PROBLEM:
Extract each line of the material that follows exactly and omit its pictures.

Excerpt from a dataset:
┏━━

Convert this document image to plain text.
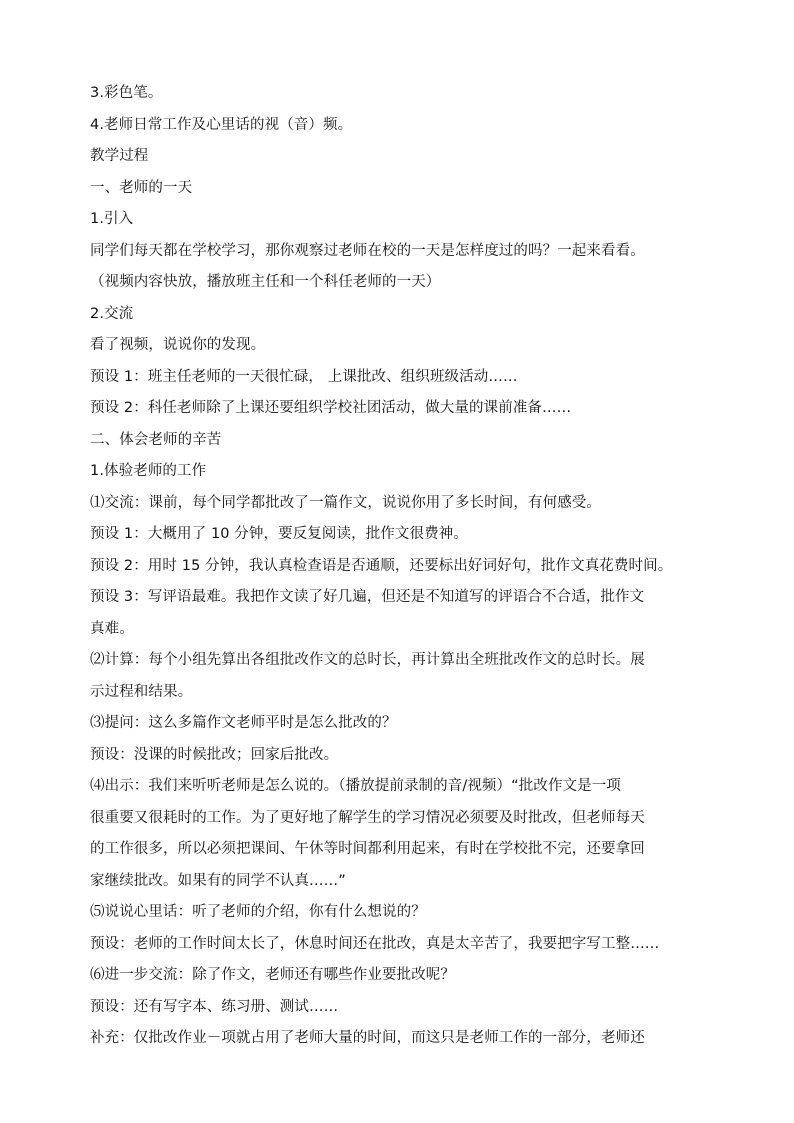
3.彩色笔。
4.老师日常工作及心里话的视（音）频。
教学过程
一、老师的一天
1.引入
同学们每天都在学校学习，那你观察过老师在校的一天是怎样度过的吗？一起来看看。
（视频内容快放，播放班主任和一个科任老师的一天）
2.交流
看了视频，说说你的发现。
预设 1：班主任老师的一天很忙碌， 上课批改、组织班级活动……
预设 2：科任老师除了上课还要组织学校社团活动，做大量的课前准备……
二、体会老师的辛苦
1.体验老师的工作
⑴交流：课前，每个同学都批改了一篇作文，说说你用了多长时间，有何感受。
预设 1：大概用了 10 分钟，要反复阅读，批作文很费神。
预设 2：用时 15 分钟，我认真检查语是否通顺，还要标出好词好句，批作文真花费时间。
预设 3：写评语最难。我把作文读了好几遍，但还是不知道写的评语合不合适，批作文
真难。
⑵计算：每个小组先算出各组批改作文的总时长，再计算出全班批改作文的总时长。展
示过程和结果。
⑶提问：这么多篇作文老师平时是怎么批改的？
预设：没课的时候批改；回家后批改。
⑷出示：我们来听听老师是怎么说的。（播放提前录制的音/视频）“批改作文是一项
很重要又很耗时的工作。为了更好地了解学生的学习情况必须要及时批改，但老师每天
的工作很多，所以必须把课间、午休等时间都利用起来，有时在学校批不完，还要拿回
家继续批改。如果有的同学不认真……”
⑸说说心里话：听了老师的介绍，你有什么想说的？
预设：老师的工作时间太长了，休息时间还在批改，真是太辛苦了，我要把字写工整……
⑹进一步交流：除了作文，老师还有哪些作业要批改呢？
预设：还有写字本、练习册、测试……
补充：仅批改作业－项就占用了老师大量的时间，而这只是老师工作的一部分，老师还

┗━━

FINAL RESULT:
Convert this document image to plain text.
3.彩色笔。
4.老师日常工作及心里话的视（音）频。
教学过程
一、老师的一天
1.引入
同学们每天都在学校学习，那你观察过老师在校的一天是怎样度过的吗？一起来看看。
（视频内容快放，播放班主任和一个科任老师的一天）
2.交流
看了视频，说说你的发现。
预设 1：班主任老师的一天很忙碌， 上课批改、组织班级活动……
预设 2：科任老师除了上课还要组织学校社团活动，做大量的课前准备……
二、体会老师的辛苦
1.体验老师的工作
⑴交流：课前，每个同学都批改了一篇作文，说说你用了多长时间，有何感受。
预设 1：大概用了 10 分钟，要反复阅读，批作文很费神。
预设 2：用时 15 分钟，我认真检查语是否通顺，还要标出好词好句，批作文真花费时间。
预设 3：写评语最难。我把作文读了好几遍，但还是不知道写的评语合不合适，批作文
真难。
⑵计算：每个小组先算出各组批改作文的总时长，再计算出全班批改作文的总时长。展
示过程和结果。
⑶提问：这么多篇作文老师平时是怎么批改的？
预设：没课的时候批改；回家后批改。
⑷出示：我们来听听老师是怎么说的。（播放提前录制的音/视频）“批改作文是一项
很重要又很耗时的工作。为了更好地了解学生的学习情况必须要及时批改，但老师每天
的工作很多，所以必须把课间、午休等时间都利用起来，有时在学校批不完，还要拿回
家继续批改。如果有的同学不认真……”
⑸说说心里话：听了老师的介绍，你有什么想说的？
预设：老师的工作时间太长了，休息时间还在批改，真是太辛苦了，我要把字写工整……
⑹进一步交流：除了作文，老师还有哪些作业要批改呢？
预设：还有写字本、练习册、测试……
补充：仅批改作业－项就占用了老师大量的时间，而这只是老师工作的一部分，老师还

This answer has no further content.